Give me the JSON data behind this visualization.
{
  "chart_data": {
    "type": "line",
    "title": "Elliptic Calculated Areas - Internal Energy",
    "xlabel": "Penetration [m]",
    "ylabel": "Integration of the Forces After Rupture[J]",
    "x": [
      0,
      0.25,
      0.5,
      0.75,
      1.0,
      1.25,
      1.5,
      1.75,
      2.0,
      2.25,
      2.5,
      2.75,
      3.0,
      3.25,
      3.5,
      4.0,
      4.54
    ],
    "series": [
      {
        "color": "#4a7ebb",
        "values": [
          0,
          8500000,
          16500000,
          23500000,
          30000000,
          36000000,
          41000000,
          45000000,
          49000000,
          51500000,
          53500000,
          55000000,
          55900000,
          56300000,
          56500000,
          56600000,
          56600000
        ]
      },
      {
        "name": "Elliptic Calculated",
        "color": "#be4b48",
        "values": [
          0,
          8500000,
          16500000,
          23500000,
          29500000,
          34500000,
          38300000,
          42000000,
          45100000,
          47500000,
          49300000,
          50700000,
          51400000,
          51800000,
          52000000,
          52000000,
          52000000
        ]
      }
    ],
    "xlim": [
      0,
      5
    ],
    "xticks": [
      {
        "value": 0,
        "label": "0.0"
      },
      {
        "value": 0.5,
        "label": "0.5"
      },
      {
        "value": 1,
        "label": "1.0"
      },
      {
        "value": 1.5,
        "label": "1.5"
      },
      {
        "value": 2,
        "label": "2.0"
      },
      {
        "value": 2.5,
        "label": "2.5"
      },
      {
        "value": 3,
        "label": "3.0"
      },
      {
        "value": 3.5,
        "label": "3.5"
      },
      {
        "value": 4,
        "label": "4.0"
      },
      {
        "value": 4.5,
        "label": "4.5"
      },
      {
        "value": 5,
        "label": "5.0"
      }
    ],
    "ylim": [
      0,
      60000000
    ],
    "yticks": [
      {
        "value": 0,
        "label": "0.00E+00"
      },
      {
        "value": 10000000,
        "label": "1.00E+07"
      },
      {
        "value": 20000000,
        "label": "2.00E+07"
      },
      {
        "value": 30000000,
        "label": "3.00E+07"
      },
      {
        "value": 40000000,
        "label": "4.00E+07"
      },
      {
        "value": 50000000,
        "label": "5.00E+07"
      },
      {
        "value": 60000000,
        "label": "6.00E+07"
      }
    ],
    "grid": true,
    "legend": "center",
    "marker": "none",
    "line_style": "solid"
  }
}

######

__SHORT TASK__
Retype the entries one by one, exactly.

__ANSWER TO THIS PROBLEM__
Give me the JSON data behind this visualization.
{
  "chart_data": {
    "type": "line",
    "title": "Elliptic Calculated Areas - Internal Energy",
    "xlabel": "Penetration [m]",
    "ylabel": "Integration of the Forces After Rupture[J]",
    "x": [
      0,
      0.25,
      0.5,
      0.75,
      1.0,
      1.25,
      1.5,
      1.75,
      2.0,
      2.25,
      2.5,
      2.75,
      3.0,
      3.25,
      3.5,
      4.0,
      4.54
    ],
    "series": [
      {
        "color": "#4a7ebb",
        "values": [
          0,
          8500000,
          16500000,
          23500000,
          30000000,
          36000000,
          41000000,
          45000000,
          49000000,
          51500000,
          53500000,
          55000000,
          55900000,
          56300000,
          56500000,
          56600000,
          56600000
        ]
      },
      {
        "name": "Elliptic Calculated",
        "color": "#be4b48",
        "values": [
          0,
          8500000,
          16500000,
          23500000,
          29500000,
          34500000,
          38300000,
          42000000,
          45100000,
          47500000,
          49300000,
          50700000,
          51400000,
          51800000,
          52000000,
          52000000,
          52000000
        ]
      }
    ],
    "xlim": [
      0,
      5
    ],
    "xticks": [
      {
        "value": 0,
        "label": "0.0"
      },
      {
        "value": 0.5,
        "label": "0.5"
      },
      {
        "value": 1,
        "label": "1.0"
      },
      {
        "value": 1.5,
        "label": "1.5"
      },
      {
        "value": 2,
        "label": "2.0"
      },
      {
        "value": 2.5,
        "label": "2.5"
      },
      {
        "value": 3,
        "label": "3.0"
      },
      {
        "value": 3.5,
        "label": "3.5"
      },
      {
        "value": 4,
        "label": "4.0"
      },
      {
        "value": 4.5,
        "label": "4.5"
      },
      {
        "value": 5,
        "label": "5.0"
      }
    ],
    "ylim": [
      0,
      60000000
    ],
    "yticks": [
      {
        "value": 0,
        "label": "0.00E+00"
      },
      {
        "value": 10000000,
        "label": "1.00E+07"
      },
      {
        "value": 20000000,
        "label": "2.00E+07"
      },
      {
        "value": 30000000,
        "label": "3.00E+07"
      },
      {
        "value": 40000000,
        "label": "4.00E+07"
      },
      {
        "value": 50000000,
        "label": "5.00E+07"
      },
      {
        "value": 60000000,
        "label": "6.00E+07"
      }
    ],
    "grid": true,
    "legend": "center",
    "marker": "none",
    "line_style": "solid"
  }
}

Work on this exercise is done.